▶ [The input]:
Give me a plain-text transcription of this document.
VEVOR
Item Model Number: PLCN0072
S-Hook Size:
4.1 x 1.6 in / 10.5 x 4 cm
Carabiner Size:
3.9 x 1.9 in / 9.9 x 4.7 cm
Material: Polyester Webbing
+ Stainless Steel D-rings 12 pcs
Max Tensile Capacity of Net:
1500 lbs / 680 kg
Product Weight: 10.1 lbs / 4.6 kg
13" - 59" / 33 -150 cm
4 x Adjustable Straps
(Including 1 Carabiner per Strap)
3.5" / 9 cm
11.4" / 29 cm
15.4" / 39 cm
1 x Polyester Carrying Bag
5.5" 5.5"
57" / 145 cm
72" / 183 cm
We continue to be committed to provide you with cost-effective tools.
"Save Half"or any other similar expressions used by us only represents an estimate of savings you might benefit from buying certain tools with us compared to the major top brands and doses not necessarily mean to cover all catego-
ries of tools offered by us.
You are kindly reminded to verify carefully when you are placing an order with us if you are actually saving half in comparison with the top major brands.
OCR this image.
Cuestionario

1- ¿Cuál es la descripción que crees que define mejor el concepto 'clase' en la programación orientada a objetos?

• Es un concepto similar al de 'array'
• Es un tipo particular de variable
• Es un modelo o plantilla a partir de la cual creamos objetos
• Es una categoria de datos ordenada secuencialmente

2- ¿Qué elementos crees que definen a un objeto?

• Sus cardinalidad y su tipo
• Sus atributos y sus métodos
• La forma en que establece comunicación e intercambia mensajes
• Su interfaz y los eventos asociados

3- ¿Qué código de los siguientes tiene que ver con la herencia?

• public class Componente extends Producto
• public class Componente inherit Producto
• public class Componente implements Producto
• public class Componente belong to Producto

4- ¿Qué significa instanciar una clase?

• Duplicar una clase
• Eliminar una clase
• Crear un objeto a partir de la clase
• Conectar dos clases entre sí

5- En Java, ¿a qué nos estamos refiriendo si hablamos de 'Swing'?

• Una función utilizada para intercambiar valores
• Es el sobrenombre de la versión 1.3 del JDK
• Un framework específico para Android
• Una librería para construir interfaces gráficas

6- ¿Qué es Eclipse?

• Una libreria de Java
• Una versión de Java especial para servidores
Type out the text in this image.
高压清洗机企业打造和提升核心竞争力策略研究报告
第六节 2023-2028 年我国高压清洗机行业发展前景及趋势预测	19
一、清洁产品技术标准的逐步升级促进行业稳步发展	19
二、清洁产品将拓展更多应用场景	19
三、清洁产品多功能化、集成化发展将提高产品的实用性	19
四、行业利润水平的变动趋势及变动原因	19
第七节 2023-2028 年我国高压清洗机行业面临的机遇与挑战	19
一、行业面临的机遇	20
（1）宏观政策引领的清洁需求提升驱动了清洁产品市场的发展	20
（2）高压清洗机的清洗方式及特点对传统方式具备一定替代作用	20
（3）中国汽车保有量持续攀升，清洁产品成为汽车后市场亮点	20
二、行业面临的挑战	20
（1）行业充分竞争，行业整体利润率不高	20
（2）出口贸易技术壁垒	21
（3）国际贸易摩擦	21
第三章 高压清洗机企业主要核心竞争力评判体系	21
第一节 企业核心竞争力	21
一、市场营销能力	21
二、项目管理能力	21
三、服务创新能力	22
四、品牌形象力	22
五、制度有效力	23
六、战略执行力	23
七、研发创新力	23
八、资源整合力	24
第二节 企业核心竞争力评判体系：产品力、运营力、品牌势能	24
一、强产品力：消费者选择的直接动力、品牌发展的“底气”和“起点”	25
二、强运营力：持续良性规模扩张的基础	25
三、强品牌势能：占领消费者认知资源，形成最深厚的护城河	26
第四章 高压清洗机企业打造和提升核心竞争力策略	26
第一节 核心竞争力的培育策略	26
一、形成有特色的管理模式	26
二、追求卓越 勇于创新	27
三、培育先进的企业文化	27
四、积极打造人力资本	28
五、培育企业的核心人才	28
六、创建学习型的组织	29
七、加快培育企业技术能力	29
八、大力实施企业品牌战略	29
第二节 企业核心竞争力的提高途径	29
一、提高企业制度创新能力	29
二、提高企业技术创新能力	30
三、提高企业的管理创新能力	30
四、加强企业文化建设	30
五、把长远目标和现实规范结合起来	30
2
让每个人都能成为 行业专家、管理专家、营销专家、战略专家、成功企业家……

▶ [Work instructions]:
Copy each line that holds the word "image".

▶ [Final answer]:
OCR this image.
Type out the text in this image.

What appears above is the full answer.